## Raw records:
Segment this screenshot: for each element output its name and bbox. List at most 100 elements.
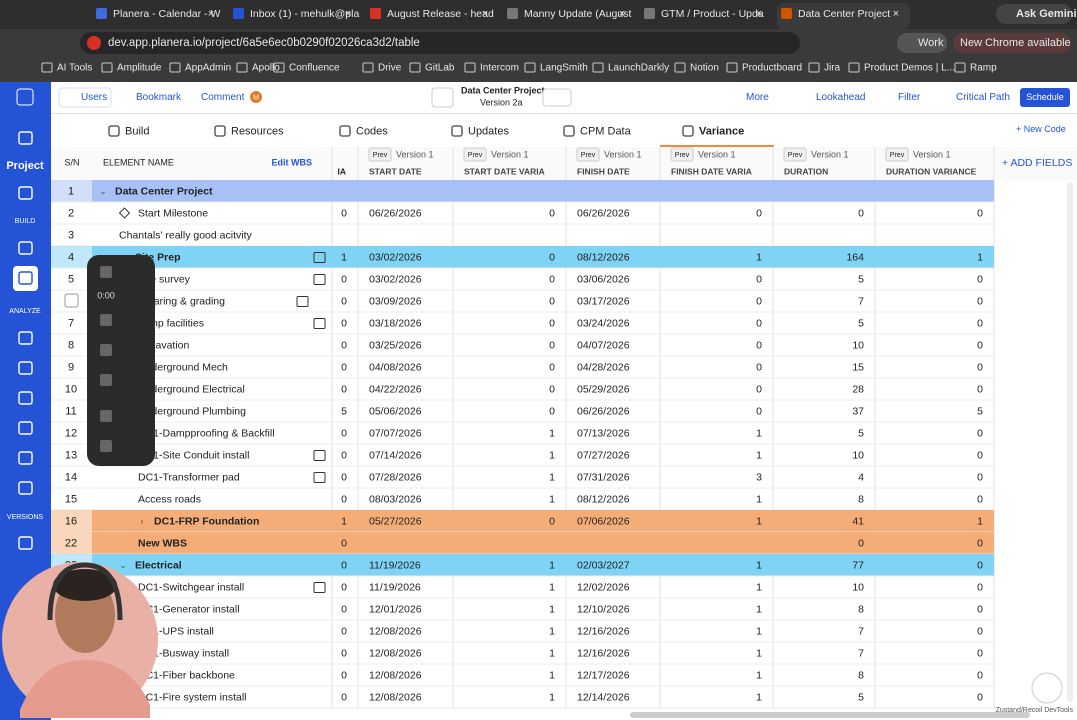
nav-tab[interactable]: Build [125,125,149,137]
recorder-control[interactable] [100,314,112,326]
chevron[interactable]: › [141,516,144,526]
note-icon[interactable] [313,318,326,329]
nav-tab[interactable]: Codes [356,125,388,137]
sidebar-icon[interactable] [18,536,33,550]
element-name[interactable]: Underground Mech [138,361,228,373]
filter[interactable]: Filter [898,92,921,103]
bookmark[interactable]: Apollo [252,63,280,74]
tab-title[interactable]: Planera - Calendar - W [113,8,220,20]
address-bar[interactable] [80,32,800,54]
element-name[interactable]: DC1-Site Conduit install [138,449,249,461]
bookmark[interactable]: Amplitude [117,63,162,74]
bookmark[interactable]: Drive [378,63,402,74]
nav-tab[interactable]: Variance [699,125,744,137]
bookmark[interactable]: Product Demos | L... [864,63,955,74]
bookmark[interactable]: AI Tools [57,63,92,74]
note-icon[interactable] [313,252,326,263]
sidebar-icon[interactable] [18,421,33,435]
tab-title[interactable]: GTM / Product - Upda [661,8,764,20]
element-name[interactable]: DC1-FRP Foundation [154,515,259,527]
element-name[interactable]: DC1-Fiber backbone [138,669,235,681]
critical-path[interactable]: Critical Path [956,92,1010,103]
bookmark[interactable]: AppAdmin [185,63,231,74]
element-name[interactable]: Underground Plumbing [138,405,246,417]
sidebar-icon[interactable] [18,391,33,405]
sidebar-icon[interactable] [18,241,33,255]
element-name[interactable]: Data Center Project [115,185,213,197]
nav-tab[interactable]: Resources [231,125,284,137]
bookmark[interactable]: Notion [690,63,719,74]
recorder-control[interactable] [100,440,112,452]
bookmark[interactable]: GitLab [425,63,455,74]
tab-title[interactable]: Inbox (1) - mehulk@pla [250,8,359,20]
checkbox[interactable] [64,293,79,308]
sidebar-icon[interactable] [18,361,33,375]
recorder-control[interactable] [100,344,112,356]
note-icon[interactable] [313,582,326,593]
sidebar-icon[interactable] [18,271,33,285]
chevron[interactable]: ⌄ [119,560,127,570]
tab-title[interactable]: Data Center Project [798,8,890,20]
sidebar-icon[interactable] [18,186,33,200]
element-name[interactable]: DC1-Switchgear install [138,581,244,593]
update[interactable]: New Chrome available [960,37,1071,49]
sidebar-toggle[interactable] [16,88,34,106]
more[interactable]: More [746,92,769,103]
users[interactable]: Users [81,92,107,103]
element-name[interactable]: DC1-Fire system install [138,691,247,703]
sidebar-icon[interactable] [18,331,33,345]
new-code[interactable]: + New Code [1016,124,1066,134]
tab-title[interactable]: August Release - head [387,8,494,20]
search-btn[interactable] [431,87,454,108]
schedule[interactable]: Schedule [1026,92,1064,102]
url[interactable]: dev.app.planera.io/project/6a5e6ec0b0290… [108,37,420,49]
note-icon[interactable] [313,450,326,461]
bookmark[interactable]: Productboard [742,63,802,74]
recorder-control[interactable] [100,374,112,386]
bookmark[interactable]: Intercom [480,63,519,74]
bookmark[interactable]: Confluence [289,63,340,74]
version-menu[interactable] [542,88,572,107]
recorder-control[interactable] [100,410,112,422]
element-name[interactable]: New WBS [138,537,187,549]
add-fields[interactable]: + ADD FIELDS [1002,157,1072,169]
element-name[interactable]: Chantals' really good acitvity [119,229,252,241]
nav-tab[interactable]: CPM Data [580,125,632,137]
gemini-btn[interactable] [996,4,1072,24]
ask-gemini[interactable]: Ask Gemini [1016,8,1077,20]
element-name[interactable]: DC1-Transformer pad [138,471,240,483]
element-name[interactable]: Start Milestone [138,207,208,219]
sidebar-icon[interactable] [18,481,33,495]
element-name[interactable]: Access roads [138,493,201,505]
element-name[interactable]: Electrical [135,559,182,571]
bookmark[interactable]: Ramp [970,63,997,74]
bookmark[interactable]: LangSmith [540,63,588,74]
bookmark[interactable]: Jira [824,63,841,74]
element-name[interactable]: DC1-Generator install [138,603,240,615]
bookmark-btn[interactable]: Bookmark [136,92,182,103]
bookmark[interactable]: LaunchDarkly [608,63,669,74]
chevron[interactable]: ⌄ [99,186,107,196]
lookahead[interactable]: Lookahead [816,92,866,103]
users-btn[interactable] [58,87,112,108]
element-name[interactable]: Underground Electrical [138,383,245,395]
cell: 1 [756,625,762,637]
schedule-btn[interactable] [1020,88,1070,107]
sidebar-icon[interactable] [18,131,33,145]
tab-title[interactable]: Manny Update (August [524,8,631,20]
edit-wbs[interactable]: Edit WBS [272,157,313,167]
update-btn[interactable] [953,33,1071,53]
profile-btn[interactable] [897,33,947,53]
nav-tab[interactable]: Updates [468,125,509,137]
element-name[interactable]: DC1-Busway install [138,647,229,659]
element-name[interactable]: DC1-Dampproofing & Backfill [138,427,275,439]
note-icon[interactable] [313,274,326,285]
devtools-logo[interactable] [1031,672,1063,704]
profile[interactable]: Work [918,37,944,49]
note-icon[interactable] [296,296,309,307]
sidebar-icon[interactable] [18,451,33,465]
recorder-control[interactable] [100,266,112,278]
comment-btn[interactable]: Comment [201,92,245,103]
note-icon[interactable] [313,472,326,483]
element-name[interactable]: Clearing & grading [138,295,225,307]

## Your objective:
Arrange every row above as a numbered list. Omit any blank lines and leave the pictures out.

## Written solution:
1. Segment this screenshot: for each element output its name and bbox. List at most 100 elements.
2. nav-tab[interactable]: Build [125,125,149,137]
3. recorder-control[interactable] [100,314,112,326]
4. chevron[interactable]: › [141,516,144,526]
5. note-icon[interactable] [313,318,326,329]
6. nav-tab[interactable]: Codes [356,125,388,137]
7. sidebar-icon[interactable] [18,536,33,550]
8. element-name[interactable]: Underground Mech [138,361,228,373]
9. filter[interactable]: Filter [898,92,921,103]
10. bookmark[interactable]: Apollo [252,63,280,74]
11. tab-title[interactable]: Planera - Calendar - W [113,8,220,20]
12. address-bar[interactable] [80,32,800,54]
13. element-name[interactable]: DC1-Site Conduit install [138,449,249,461]
14. bookmark[interactable]: Amplitude [117,63,162,74]
15. bookmark[interactable]: Drive [378,63,402,74]
16. nav-tab[interactable]: Variance [699,125,744,137]
17. bookmark[interactable]: Product Demos | L... [864,63,955,74]
18. bookmark[interactable]: AI Tools [57,63,92,74]
19. note-icon[interactable] [313,252,326,263]
20. sidebar-icon[interactable] [18,421,33,435]
21. tab-title[interactable]: GTM / Product - Upda [661,8,764,20]
22. element-name[interactable]: DC1-FRP Foundation [154,515,259,527]
23. element-name[interactable]: DC1-Fiber backbone [138,669,235,681]
24. critical-path[interactable]: Critical Path [956,92,1010,103]
25. bookmark[interactable]: AppAdmin [185,63,231,74]
26. element-name[interactable]: Underground Plumbing [138,405,246,417]
27. sidebar-icon[interactable] [18,391,33,405]
28. sidebar-icon[interactable] [18,241,33,255]
29. element-name[interactable]: Data Center Project [115,185,213,197]
30. nav-tab[interactable]: Resources [231,125,284,137]
31. bookmark[interactable]: Notion [690,63,719,74]
32. recorder-control[interactable] [100,440,112,452]
33. bookmark[interactable]: GitLab [425,63,455,74]
34. tab-title[interactable]: Inbox (1) - mehulk@pla [250,8,359,20]
35. checkbox[interactable] [64,293,79,308]
36. sidebar-icon[interactable] [18,361,33,375]
37. recorder-control[interactable] [100,344,112,356]
38. note-icon[interactable] [313,582,326,593]
39. sidebar-icon[interactable] [18,271,33,285]
40. chevron[interactable]: ⌄ [119,560,127,570]
41. tab-title[interactable]: Data Center Project [798,8,890,20]
42. sidebar-icon[interactable] [18,186,33,200]
43. element-name[interactable]: DC1-Switchgear install [138,581,244,593]
44. update[interactable]: New Chrome available [960,37,1071,49]
45. sidebar-toggle[interactable] [16,88,34,106]
46. more[interactable]: More [746,92,769,103]
47. users[interactable]: Users [81,92,107,103]
48. element-name[interactable]: DC1-Fire system install [138,691,247,703]
49. sidebar-icon[interactable] [18,331,33,345]
50. new-code[interactable]: + New Code [1016,124,1066,134]
51. tab-title[interactable]: August Release - head [387,8,494,20]
52. search-btn[interactable] [431,87,454,108]
53. schedule[interactable]: Schedule [1026,92,1064,102]
54. url[interactable]: dev.app.planera.io/project/6a5e6ec0b0290… [108,37,420,49]
55. note-icon[interactable] [313,450,326,461]
56. bookmark[interactable]: Productboard [742,63,802,74]
57. recorder-control[interactable] [100,374,112,386]
58. bookmark[interactable]: Intercom [480,63,519,74]
59. bookmark[interactable]: Confluence [289,63,340,74]
60. version-menu[interactable] [542,88,572,107]
61. recorder-control[interactable] [100,410,112,422]
62. element-name[interactable]: New WBS [138,537,187,549]
63. add-fields[interactable]: + ADD FIELDS [1002,157,1072,169]
64. element-name[interactable]: Chantals' really good acitvity [119,229,252,241]
65. nav-tab[interactable]: CPM Data [580,125,632,137]
66. gemini-btn[interactable] [996,4,1072,24]
67. ask-gemini[interactable]: Ask Gemini [1016,8,1077,20]
68. element-name[interactable]: DC1-Transformer pad [138,471,240,483]
69. element-name[interactable]: Start Milestone [138,207,208,219]
70. sidebar-icon[interactable] [18,481,33,495]
71. element-name[interactable]: Access roads [138,493,201,505]
72. element-name[interactable]: Electrical [135,559,182,571]
73. bookmark[interactable]: Ramp [970,63,997,74]
74. bookmark[interactable]: LangSmith [540,63,588,74]
75. bookmark[interactable]: Jira [824,63,841,74]
76. element-name[interactable]: DC1-Generator install [138,603,240,615]
77. bookmark-btn[interactable]: Bookmark [136,92,182,103]
78. bookmark[interactable]: LaunchDarkly [608,63,669,74]
79. chevron[interactable]: ⌄ [99,186,107,196]
80. lookahead[interactable]: Lookahead [816,92,866,103]
81. users-btn[interactable] [58,87,112,108]
82. element-name[interactable]: Underground Electrical [138,383,245,395]
83. cell: 1 [756,625,762,637]
84. schedule-btn[interactable] [1020,88,1070,107]
85. sidebar-icon[interactable] [18,131,33,145]
86. tab-title[interactable]: Manny Update (August [524,8,631,20]
87. edit-wbs[interactable]: Edit WBS [272,157,313,167]
88. update-btn[interactable] [953,33,1071,53]
89. profile-btn[interactable] [897,33,947,53]
90. nav-tab[interactable]: Updates [468,125,509,137]
91. element-name[interactable]: DC1-Busway install [138,647,229,659]
92. element-name[interactable]: DC1-Dampproofing & Backfill [138,427,275,439]
93. note-icon[interactable] [313,274,326,285]
94. devtools-logo[interactable] [1031,672,1063,704]
95. profile[interactable]: Work [918,37,944,49]
96. note-icon[interactable] [296,296,309,307]
97. sidebar-icon[interactable] [18,451,33,465]
98. recorder-control[interactable] [100,266,112,278]
99. comment-btn[interactable]: Comment [201,92,245,103]
100. note-icon[interactable] [313,472,326,483]
101. element-name[interactable]: Clearing & grading [138,295,225,307]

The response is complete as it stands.